:: Document passage

Posted on Nov 30, 2008 10:27 AM

I am sorry, but I disagree with your analysis of iCal time zone functionality as "insane".

To have the world entirely you-centric is straightforward enough - don't use time zones at all: simply set the Time Zone in System Preferences to your home city; but when you move, leave this alone and change the time not the time zone. Turn off time zone support in iCal and never accept an invitation from someone who is in a different time zone.

Contrary to your assertion that no other calendar does this, most other calendars, including Google Calendar, work in precisely the same way as iCal and OS X because they are following the iCalendar standard. (Open Google Calendar, choose Settings and change "Your current time zone", and you'll see that the event times change. This is the equivalent to changing your location in OS X)

::::
:: Input rows

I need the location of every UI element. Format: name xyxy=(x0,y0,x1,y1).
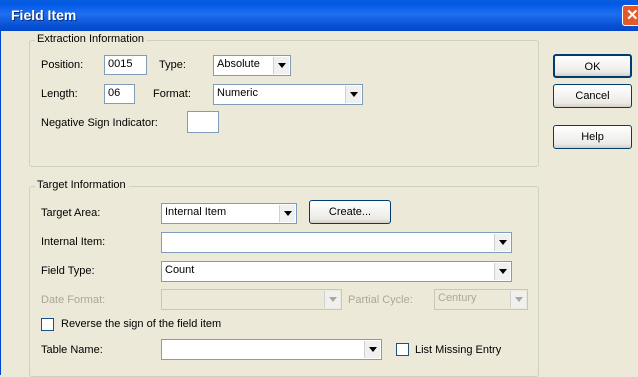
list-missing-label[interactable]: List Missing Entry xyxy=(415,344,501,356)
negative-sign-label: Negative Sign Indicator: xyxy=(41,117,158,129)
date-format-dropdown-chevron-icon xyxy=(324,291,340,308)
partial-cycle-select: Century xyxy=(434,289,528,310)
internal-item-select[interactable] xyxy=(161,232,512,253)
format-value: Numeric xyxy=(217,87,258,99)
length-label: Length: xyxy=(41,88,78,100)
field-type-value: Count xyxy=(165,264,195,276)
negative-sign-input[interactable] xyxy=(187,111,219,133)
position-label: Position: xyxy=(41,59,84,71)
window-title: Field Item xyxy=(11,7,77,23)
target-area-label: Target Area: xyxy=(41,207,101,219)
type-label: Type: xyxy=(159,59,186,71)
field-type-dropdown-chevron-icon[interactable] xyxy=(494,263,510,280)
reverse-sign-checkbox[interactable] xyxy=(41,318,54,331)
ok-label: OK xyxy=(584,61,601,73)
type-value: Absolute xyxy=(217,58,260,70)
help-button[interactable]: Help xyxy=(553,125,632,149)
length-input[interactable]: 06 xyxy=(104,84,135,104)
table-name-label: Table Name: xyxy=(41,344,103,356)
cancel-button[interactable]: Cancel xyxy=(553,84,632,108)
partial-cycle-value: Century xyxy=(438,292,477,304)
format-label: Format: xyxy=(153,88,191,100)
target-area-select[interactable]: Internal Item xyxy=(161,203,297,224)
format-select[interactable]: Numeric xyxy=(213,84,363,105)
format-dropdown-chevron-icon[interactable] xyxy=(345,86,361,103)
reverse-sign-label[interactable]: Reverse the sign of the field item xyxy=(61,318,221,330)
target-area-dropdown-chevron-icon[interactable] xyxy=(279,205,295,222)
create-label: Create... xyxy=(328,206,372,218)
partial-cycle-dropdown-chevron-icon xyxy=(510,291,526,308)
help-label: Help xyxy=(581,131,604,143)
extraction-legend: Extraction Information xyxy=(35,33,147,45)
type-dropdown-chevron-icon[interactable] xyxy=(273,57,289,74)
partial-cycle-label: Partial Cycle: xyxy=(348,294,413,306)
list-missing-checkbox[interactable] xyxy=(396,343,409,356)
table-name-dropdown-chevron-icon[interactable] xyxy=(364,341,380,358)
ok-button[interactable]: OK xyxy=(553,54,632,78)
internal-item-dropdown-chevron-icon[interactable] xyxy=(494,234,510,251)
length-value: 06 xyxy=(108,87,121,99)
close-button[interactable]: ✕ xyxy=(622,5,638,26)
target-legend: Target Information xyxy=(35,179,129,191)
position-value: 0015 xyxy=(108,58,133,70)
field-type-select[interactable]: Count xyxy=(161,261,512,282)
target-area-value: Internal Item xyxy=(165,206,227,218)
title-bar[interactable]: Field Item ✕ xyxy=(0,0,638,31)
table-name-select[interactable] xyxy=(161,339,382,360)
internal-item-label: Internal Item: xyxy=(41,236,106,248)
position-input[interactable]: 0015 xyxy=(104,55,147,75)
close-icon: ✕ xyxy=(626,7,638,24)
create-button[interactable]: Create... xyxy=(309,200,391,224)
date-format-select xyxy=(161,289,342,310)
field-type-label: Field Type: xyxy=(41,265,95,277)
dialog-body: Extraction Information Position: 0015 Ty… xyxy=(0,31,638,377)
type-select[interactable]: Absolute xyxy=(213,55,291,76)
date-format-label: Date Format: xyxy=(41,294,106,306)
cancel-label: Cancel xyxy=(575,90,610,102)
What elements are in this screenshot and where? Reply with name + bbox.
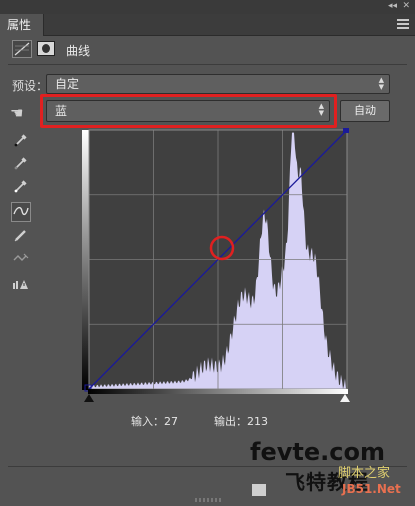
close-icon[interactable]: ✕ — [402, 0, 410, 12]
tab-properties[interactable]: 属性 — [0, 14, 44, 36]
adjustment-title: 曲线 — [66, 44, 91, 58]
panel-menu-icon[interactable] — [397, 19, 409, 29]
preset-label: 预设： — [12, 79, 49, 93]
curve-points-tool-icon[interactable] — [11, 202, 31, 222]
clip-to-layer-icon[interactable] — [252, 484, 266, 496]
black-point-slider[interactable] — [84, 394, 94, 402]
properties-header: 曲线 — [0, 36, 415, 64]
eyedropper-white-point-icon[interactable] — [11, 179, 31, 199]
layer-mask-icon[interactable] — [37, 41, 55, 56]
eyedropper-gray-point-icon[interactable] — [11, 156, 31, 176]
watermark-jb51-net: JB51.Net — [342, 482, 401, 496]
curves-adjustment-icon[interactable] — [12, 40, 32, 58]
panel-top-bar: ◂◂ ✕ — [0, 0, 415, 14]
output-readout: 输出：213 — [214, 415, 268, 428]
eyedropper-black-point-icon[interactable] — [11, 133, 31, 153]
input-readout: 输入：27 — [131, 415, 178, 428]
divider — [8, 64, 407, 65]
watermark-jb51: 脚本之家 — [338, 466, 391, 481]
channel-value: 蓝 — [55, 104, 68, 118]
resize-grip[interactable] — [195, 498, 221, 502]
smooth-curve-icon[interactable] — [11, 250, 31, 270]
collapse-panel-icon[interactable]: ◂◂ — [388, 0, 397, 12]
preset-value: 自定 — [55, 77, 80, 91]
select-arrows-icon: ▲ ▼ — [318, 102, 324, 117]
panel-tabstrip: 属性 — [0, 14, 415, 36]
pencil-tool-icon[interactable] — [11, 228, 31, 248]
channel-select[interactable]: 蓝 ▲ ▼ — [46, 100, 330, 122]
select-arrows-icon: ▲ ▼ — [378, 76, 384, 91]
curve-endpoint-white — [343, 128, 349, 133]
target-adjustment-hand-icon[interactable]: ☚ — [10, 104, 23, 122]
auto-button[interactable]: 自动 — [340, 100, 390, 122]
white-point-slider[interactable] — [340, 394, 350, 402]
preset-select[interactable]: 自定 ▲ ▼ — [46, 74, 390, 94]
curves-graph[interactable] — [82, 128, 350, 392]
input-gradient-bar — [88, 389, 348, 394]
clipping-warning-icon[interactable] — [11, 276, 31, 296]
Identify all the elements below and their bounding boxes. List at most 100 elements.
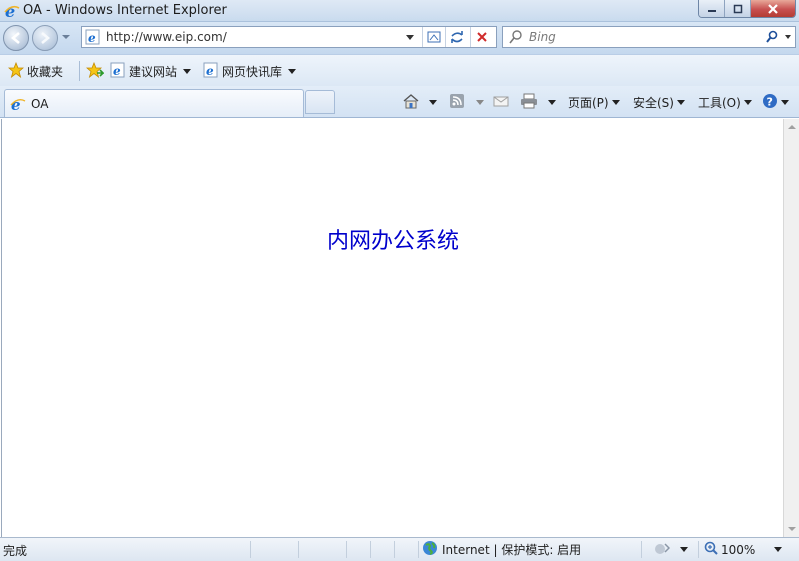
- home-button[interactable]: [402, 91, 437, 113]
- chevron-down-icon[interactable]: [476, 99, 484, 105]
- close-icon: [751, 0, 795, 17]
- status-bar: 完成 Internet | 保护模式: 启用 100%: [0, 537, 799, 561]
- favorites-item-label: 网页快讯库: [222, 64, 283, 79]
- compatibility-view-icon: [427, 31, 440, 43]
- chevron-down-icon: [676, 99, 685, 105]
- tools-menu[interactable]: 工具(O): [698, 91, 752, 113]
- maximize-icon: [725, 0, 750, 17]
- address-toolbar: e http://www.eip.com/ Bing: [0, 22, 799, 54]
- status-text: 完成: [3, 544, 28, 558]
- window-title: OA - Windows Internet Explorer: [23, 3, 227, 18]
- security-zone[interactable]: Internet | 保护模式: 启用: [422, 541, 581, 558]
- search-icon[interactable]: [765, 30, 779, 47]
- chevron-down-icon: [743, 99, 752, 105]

::::

- Given problem A -
From the entries, copy word for word every line from the one containing "- home-button[interactable]: [402, 91, 437, 113]" through the last line of the entries, including both of those lines.
- Given problem B -
Write the next part of the post defending iCal's time zone handling, starting after its final sentence.

- Written reply A -
- home-button[interactable]: [402, 91, 437, 113]
- chevron-down-icon[interactable]: [476, 99, 484, 105]
- close-icon: [751, 0, 795, 17]
- status-bar: 完成 Internet | 保护模式: 启用 100%: [0, 537, 799, 561]
- favorites-item-label: 网页快讯库: [222, 64, 283, 79]
- compatibility-view-icon: [427, 31, 440, 43]
- chevron-down-icon: [676, 99, 685, 105]
- tools-menu[interactable]: 工具(O): [698, 91, 752, 113]
- maximize-icon: [725, 0, 750, 17]
- address-toolbar: e http://www.eip.com/ Bing: [0, 22, 799, 54]
- status-text: 完成: [3, 544, 28, 558]
- window-title: OA - Windows Internet Explorer: [23, 3, 227, 18]
- security-zone[interactable]: Internet | 保护模式: 启用: [422, 541, 581, 558]
- search-icon[interactable]: [765, 30, 779, 47]
- chevron-down-icon: [743, 99, 752, 105]

- Written reply B -
I work with people all over the world who schedule phone conferences etc in their local time. This has to be converted to my time zone for me to know what time that meeting's happening. If I move to another time zone before the meeting happens, I absolutely have to see the meeting time move as well - otherwise I will miss it. As an example, a colleague in San Francisco sets a meeting for Dec 12th at 9am. I am now in London, so this appears in my calendar as being at 5pm that day. When the meeting actually happens, I will be in Sydney and it will quite correctly show it occurring at 4am on the 13th.
29 replies

Oct 12, 2008 11:01 PM in response to Scott Rose

Hi there.

I agree the time-zone support bug is definitely insane. I am not even sure I understand why there is time-zone support for the calendar in the first place but no matter, it will definitely screw with all the times in iCal. I just recently moved to air syncing everything with MM and before that I don't remember this happening, but it is definitely happening now.

Apple, Apple, Apple........ please, please, please get this worked out! Fortunately I don't have to travel as much now but that won't last long.

Thanks for pointing this out Scott.

Nov 21, 2008 12:16 PM in response to Scott Rose

aaargh!!! this drives me bananas (i travel a LOT) and this is the first post i've seen that addresses the issue exactly as i'm finding it. if i make plans for dinner at 6p in new york next week (and i'm in houston when i make the plans,) ical does NOT help me by changing the time of my dinner to 7pm once i arrive at newark airport!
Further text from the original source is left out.